__EXERCISE BRIEF__
Each entry has to be copied exactly, with nothing missed.

------------

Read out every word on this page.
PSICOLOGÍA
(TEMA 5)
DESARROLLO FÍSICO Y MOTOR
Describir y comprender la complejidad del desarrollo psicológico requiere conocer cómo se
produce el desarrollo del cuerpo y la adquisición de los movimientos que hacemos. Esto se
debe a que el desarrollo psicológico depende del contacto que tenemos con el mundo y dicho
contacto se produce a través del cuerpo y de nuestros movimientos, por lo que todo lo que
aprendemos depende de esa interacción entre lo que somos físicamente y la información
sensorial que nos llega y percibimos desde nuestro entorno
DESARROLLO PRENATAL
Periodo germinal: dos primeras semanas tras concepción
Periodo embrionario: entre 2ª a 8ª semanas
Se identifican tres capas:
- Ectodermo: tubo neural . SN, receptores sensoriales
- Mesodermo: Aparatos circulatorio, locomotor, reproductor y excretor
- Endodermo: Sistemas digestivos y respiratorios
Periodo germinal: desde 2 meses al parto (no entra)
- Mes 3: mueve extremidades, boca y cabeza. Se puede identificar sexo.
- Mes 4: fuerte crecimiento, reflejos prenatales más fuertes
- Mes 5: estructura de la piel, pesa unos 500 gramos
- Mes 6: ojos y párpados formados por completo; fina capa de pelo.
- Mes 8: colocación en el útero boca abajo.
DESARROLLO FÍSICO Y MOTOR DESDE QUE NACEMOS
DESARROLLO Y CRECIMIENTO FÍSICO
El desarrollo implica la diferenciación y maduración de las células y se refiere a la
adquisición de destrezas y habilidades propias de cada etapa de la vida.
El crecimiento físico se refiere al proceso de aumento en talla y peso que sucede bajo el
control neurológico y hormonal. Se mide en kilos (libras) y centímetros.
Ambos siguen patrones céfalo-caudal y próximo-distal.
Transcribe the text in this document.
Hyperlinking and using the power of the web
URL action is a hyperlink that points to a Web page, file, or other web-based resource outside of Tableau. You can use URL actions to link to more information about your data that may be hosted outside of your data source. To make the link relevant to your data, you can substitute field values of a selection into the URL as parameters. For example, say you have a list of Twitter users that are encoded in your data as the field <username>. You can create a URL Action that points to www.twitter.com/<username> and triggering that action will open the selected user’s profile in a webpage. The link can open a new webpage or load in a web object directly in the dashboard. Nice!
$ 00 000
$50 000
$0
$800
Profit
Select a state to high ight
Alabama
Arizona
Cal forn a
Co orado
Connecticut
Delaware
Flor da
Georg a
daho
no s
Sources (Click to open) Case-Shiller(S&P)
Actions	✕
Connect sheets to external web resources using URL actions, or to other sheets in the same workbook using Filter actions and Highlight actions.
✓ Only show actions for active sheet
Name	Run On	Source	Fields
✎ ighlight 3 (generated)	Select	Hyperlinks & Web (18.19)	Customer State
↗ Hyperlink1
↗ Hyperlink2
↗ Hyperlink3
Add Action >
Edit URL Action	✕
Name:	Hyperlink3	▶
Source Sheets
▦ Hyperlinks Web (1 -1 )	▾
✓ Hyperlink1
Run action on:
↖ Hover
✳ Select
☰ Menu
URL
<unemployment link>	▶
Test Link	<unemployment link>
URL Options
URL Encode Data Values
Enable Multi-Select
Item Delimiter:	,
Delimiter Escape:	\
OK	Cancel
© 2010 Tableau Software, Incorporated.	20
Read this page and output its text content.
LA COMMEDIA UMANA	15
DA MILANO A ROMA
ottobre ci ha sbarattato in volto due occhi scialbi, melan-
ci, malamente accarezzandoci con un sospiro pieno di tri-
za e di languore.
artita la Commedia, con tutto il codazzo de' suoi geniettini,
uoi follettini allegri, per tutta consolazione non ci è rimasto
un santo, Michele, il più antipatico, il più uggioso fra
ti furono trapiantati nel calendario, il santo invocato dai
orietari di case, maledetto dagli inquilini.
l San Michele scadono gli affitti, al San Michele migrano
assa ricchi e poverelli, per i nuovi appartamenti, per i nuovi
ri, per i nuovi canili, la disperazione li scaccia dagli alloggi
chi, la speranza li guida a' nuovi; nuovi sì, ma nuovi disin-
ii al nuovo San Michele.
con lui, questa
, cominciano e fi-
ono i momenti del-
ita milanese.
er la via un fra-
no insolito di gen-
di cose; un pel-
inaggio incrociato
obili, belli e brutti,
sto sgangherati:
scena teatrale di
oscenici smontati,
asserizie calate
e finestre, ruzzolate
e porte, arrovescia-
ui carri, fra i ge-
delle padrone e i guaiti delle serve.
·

------------

__THE OUTPUT__
Read out every word on this page.
PSICOLOGÍA
(TEMA 5)
DESARROLLO FÍSICO Y MOTOR
Describir y comprender la complejidad del desarrollo psicológico requiere conocer cómo se
produce el desarrollo del cuerpo y la adquisición de los movimientos que hacemos. Esto se
debe a que el desarrollo psicológico depende del contacto que tenemos con el mundo y dicho
contacto se produce a través del cuerpo y de nuestros movimientos, por lo que todo lo que
aprendemos depende de esa interacción entre lo que somos físicamente y la información
sensorial que nos llega y percibimos desde nuestro entorno
DESARROLLO PRENATAL
Periodo germinal: dos primeras semanas tras concepción
Periodo embrionario: entre 2ª a 8ª semanas
Se identifican tres capas:
- Ectodermo: tubo neural . SN, receptores sensoriales
- Mesodermo: Aparatos circulatorio, locomotor, reproductor y excretor
- Endodermo: Sistemas digestivos y respiratorios
Periodo germinal: desde 2 meses al parto (no entra)
- Mes 3: mueve extremidades, boca y cabeza. Se puede identificar sexo.
- Mes 4: fuerte crecimiento, reflejos prenatales más fuertes
- Mes 5: estructura de la piel, pesa unos 500 gramos
- Mes 6: ojos y párpados formados por completo; fina capa de pelo.
- Mes 8: colocación en el útero boca abajo.
DESARROLLO FÍSICO Y MOTOR DESDE QUE NACEMOS
DESARROLLO Y CRECIMIENTO FÍSICO
El desarrollo implica la diferenciación y maduración de las células y se refiere a la
adquisición de destrezas y habilidades propias de cada etapa de la vida.
El crecimiento físico se refiere al proceso de aumento en talla y peso que sucede bajo el
control neurológico y hormonal. Se mide en kilos (libras) y centímetros.
Ambos siguen patrones céfalo-caudal y próximo-distal.
Transcribe the text in this document.
Hyperlinking and using the power of the web
URL action is a hyperlink that points to a Web page, file, or other web-based resource outside of Tableau. You can use URL actions to link to more information about your data that may be hosted outside of your data source. To make the link relevant to your data, you can substitute field values of a selection into the URL as parameters. For example, say you have a list of Twitter users that are encoded in your data as the field <username>. You can create a URL Action that points to www.twitter.com/<username> and triggering that action will open the selected user’s profile in a webpage. The link can open a new webpage or load in a web object directly in the dashboard. Nice!
$ 00 000
$50 000
$0
$800
Profit
Select a state to high ight
Alabama
Arizona
Cal forn a
Co orado
Connecticut
Delaware
Flor da
Georg a
daho
no s
Sources (Click to open) Case-Shiller(S&P)
Actions	✕
Connect sheets to external web resources using URL actions, or to other sheets in the same workbook using Filter actions and Highlight actions.
✓ Only show actions for active sheet
Name	Run On	Source	Fields
✎ ighlight 3 (generated)	Select	Hyperlinks & Web (18.19)	Customer State
↗ Hyperlink1
↗ Hyperlink2
↗ Hyperlink3
Add Action >
Edit URL Action	✕
Name:	Hyperlink3	▶
Source Sheets
▦ Hyperlinks Web (1 -1 )	▾
✓ Hyperlink1
Run action on:
↖ Hover
✳ Select
☰ Menu
URL
<unemployment link>	▶
Test Link	<unemployment link>
URL Options
URL Encode Data Values
Enable Multi-Select
Item Delimiter:	,
Delimiter Escape:	\
OK	Cancel
© 2010 Tableau Software, Incorporated.	20
Read this page and output its text content.
LA COMMEDIA UMANA	15
DA MILANO A ROMA
ottobre ci ha sbarattato in volto due occhi scialbi, melan-
ci, malamente accarezzandoci con un sospiro pieno di tri-
za e di languore.
artita la Commedia, con tutto il codazzo de' suoi geniettini,
uoi follettini allegri, per tutta consolazione non ci è rimasto
un santo, Michele, il più antipatico, il più uggioso fra
ti furono trapiantati nel calendario, il santo invocato dai
orietari di case, maledetto dagli inquilini.
l San Michele scadono gli affitti, al San Michele migrano
assa ricchi e poverelli, per i nuovi appartamenti, per i nuovi
ri, per i nuovi canili, la disperazione li scaccia dagli alloggi
chi, la speranza li guida a' nuovi; nuovi sì, ma nuovi disin-
ii al nuovo San Michele.
con lui, questa
, cominciano e fi-
ono i momenti del-
ita milanese.
er la via un fra-
no insolito di gen-
di cose; un pel-
inaggio incrociato
obili, belli e brutti,
sto sgangherati:
scena teatrale di
oscenici smontati,
asserizie calate
e finestre, ruzzolate
e porte, arrovescia-
ui carri, fra i ge-
delle padrone e i guaiti delle serve.
·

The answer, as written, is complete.